┌──
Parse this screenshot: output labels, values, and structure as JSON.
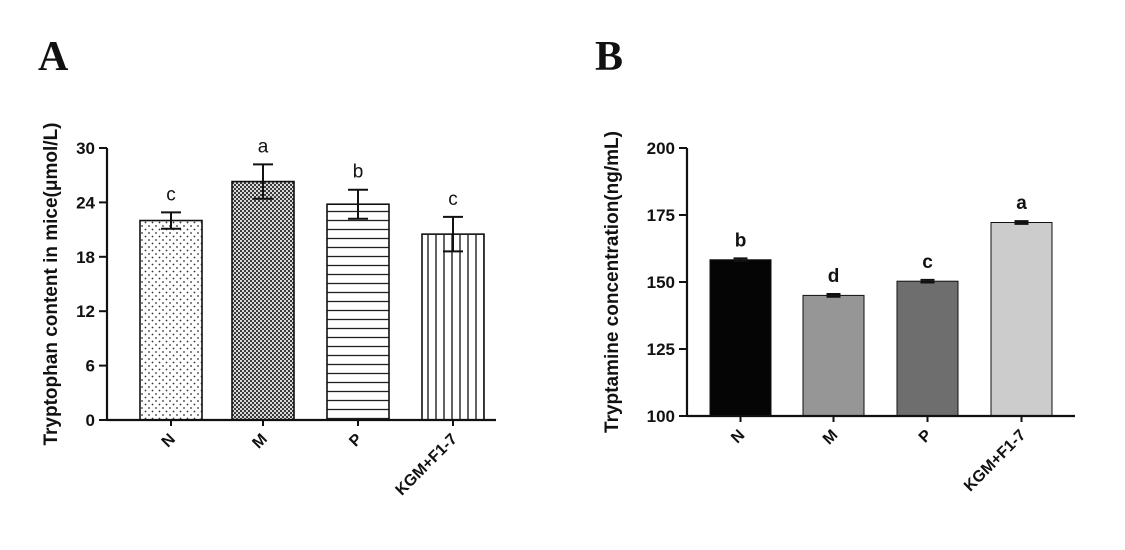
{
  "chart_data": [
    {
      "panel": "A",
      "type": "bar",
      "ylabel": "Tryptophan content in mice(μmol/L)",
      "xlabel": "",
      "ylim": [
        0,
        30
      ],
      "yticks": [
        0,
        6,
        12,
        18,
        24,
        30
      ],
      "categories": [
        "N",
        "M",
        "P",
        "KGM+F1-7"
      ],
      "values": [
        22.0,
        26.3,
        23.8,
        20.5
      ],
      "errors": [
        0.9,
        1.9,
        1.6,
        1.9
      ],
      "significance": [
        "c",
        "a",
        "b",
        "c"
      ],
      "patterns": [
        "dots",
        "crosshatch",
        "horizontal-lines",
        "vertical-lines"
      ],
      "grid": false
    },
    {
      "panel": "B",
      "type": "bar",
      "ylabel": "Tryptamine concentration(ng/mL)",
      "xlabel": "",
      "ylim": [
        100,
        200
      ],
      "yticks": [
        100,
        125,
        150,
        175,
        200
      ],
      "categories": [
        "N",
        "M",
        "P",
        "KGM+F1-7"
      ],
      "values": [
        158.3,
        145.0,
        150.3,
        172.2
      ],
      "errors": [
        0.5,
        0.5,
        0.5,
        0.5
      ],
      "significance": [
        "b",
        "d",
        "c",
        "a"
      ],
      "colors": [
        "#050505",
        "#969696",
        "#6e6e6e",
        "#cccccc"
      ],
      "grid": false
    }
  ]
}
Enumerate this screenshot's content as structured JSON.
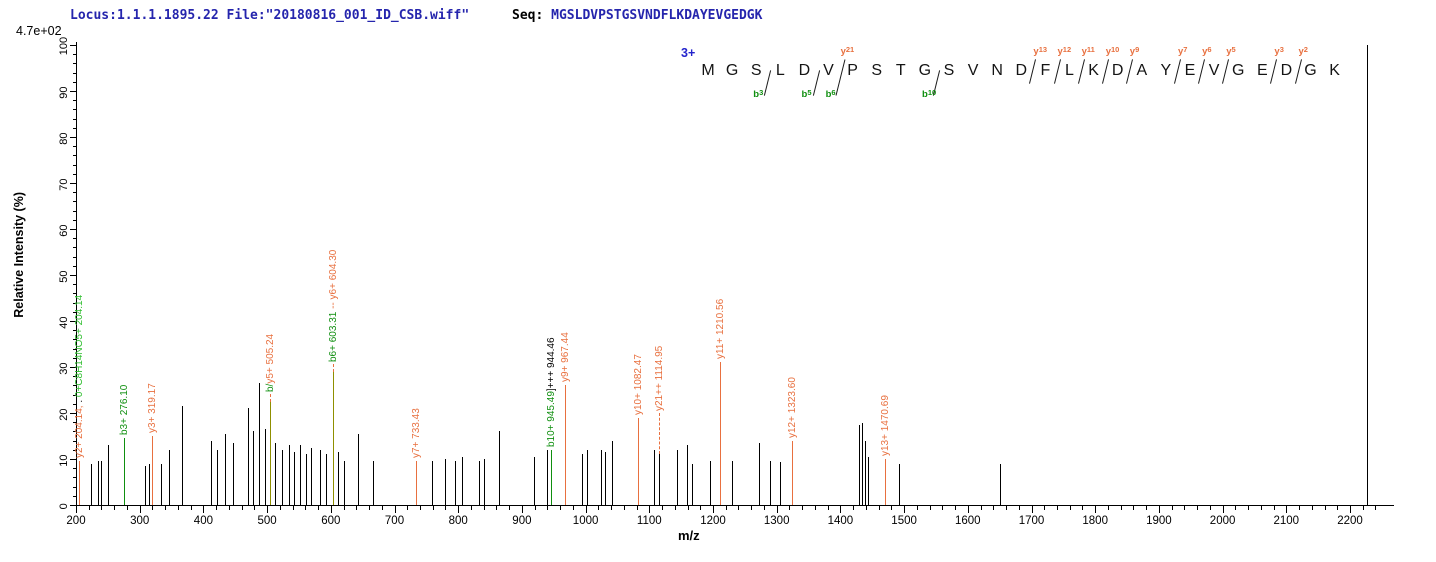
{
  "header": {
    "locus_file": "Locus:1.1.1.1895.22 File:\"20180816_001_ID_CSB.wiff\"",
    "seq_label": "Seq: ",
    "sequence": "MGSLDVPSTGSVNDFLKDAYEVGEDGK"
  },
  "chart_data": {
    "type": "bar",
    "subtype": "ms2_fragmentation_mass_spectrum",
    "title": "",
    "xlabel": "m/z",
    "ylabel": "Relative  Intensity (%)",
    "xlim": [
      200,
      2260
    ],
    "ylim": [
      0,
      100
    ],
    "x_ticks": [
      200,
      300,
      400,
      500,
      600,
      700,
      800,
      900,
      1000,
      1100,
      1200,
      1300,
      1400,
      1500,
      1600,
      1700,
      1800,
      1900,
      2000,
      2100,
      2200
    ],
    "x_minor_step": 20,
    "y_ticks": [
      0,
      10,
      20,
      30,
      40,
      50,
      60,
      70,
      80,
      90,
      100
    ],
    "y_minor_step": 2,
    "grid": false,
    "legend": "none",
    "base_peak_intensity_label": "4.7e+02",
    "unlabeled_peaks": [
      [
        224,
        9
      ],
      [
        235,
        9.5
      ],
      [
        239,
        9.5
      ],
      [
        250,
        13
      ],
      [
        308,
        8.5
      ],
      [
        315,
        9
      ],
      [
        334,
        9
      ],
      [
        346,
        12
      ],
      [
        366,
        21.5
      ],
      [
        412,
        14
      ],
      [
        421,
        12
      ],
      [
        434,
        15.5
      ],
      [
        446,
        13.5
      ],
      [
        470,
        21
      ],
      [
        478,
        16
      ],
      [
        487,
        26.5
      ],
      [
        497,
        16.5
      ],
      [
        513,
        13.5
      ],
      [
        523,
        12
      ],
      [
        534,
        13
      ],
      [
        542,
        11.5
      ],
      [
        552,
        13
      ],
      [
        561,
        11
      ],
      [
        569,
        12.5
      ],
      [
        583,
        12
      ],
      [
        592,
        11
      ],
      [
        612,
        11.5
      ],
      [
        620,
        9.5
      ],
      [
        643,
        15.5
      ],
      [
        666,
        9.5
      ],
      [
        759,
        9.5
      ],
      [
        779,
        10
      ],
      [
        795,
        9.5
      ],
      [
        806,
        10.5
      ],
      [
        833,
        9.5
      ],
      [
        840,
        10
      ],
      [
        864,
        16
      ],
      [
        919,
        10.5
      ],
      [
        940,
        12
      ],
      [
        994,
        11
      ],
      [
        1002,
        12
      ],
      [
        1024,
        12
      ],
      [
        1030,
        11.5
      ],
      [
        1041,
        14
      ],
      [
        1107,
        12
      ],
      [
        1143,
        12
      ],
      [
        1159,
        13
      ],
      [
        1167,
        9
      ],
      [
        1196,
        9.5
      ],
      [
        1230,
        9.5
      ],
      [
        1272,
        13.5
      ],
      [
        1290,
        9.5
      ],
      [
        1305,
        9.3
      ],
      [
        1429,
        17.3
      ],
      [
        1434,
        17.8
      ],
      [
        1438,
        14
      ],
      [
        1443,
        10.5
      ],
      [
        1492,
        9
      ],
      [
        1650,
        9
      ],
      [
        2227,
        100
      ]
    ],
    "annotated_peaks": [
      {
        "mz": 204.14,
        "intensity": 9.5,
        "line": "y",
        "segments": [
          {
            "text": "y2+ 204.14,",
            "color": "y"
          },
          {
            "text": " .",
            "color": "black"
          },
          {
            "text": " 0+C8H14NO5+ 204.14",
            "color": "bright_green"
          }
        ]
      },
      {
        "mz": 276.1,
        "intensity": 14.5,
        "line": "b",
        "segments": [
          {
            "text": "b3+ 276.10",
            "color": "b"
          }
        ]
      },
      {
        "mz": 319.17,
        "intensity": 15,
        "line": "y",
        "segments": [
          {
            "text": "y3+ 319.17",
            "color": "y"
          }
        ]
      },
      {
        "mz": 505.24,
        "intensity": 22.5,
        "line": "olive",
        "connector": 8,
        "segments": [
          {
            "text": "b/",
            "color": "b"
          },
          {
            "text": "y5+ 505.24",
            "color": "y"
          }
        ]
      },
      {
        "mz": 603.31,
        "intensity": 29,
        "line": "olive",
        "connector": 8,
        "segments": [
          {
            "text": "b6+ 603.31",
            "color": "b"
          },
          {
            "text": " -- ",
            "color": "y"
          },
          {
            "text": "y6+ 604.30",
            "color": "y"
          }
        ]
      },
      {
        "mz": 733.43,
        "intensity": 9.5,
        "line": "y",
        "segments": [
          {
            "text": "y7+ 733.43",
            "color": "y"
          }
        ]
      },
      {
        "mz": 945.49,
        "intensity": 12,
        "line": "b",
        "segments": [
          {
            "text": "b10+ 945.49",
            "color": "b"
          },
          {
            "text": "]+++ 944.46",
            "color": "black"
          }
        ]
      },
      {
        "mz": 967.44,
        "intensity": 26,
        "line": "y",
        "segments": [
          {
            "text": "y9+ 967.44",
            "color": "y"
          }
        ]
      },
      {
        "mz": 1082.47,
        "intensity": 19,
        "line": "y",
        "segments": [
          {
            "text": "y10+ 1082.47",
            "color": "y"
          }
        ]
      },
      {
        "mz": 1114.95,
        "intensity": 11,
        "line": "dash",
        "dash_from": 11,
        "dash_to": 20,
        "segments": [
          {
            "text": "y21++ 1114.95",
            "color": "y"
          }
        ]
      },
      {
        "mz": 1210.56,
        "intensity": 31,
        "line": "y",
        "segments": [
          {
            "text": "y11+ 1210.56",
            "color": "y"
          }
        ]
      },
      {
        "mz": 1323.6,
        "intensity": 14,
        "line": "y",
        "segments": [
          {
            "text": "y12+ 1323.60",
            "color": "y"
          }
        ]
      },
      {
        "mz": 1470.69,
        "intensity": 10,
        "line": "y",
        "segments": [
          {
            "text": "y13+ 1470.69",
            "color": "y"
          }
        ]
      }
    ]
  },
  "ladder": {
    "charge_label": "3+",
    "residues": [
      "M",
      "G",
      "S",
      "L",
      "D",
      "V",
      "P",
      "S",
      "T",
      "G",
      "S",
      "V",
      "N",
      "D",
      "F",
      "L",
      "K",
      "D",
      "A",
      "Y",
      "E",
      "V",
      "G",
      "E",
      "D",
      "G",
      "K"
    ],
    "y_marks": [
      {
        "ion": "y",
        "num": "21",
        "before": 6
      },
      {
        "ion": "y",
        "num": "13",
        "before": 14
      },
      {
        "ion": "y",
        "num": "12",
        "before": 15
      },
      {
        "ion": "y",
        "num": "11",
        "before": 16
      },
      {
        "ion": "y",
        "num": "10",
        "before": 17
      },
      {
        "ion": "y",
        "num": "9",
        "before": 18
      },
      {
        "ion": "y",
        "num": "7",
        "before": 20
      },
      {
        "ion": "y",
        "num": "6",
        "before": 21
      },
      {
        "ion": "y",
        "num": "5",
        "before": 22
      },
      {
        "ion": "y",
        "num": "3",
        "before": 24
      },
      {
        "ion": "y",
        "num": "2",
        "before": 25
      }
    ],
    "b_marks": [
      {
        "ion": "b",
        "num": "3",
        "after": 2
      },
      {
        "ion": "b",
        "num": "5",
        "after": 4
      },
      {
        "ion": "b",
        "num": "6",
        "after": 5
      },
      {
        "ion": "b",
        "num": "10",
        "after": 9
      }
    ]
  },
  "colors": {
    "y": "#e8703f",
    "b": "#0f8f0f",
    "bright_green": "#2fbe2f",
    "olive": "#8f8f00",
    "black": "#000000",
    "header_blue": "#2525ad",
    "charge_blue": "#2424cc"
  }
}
└──
### What the task asks
Every line in the data that holds "JSON" should be copied out.

### The response
Parse this screenshot: output labels, values, and structure as JSON.
Enumerate this screenshot's content as structured JSON.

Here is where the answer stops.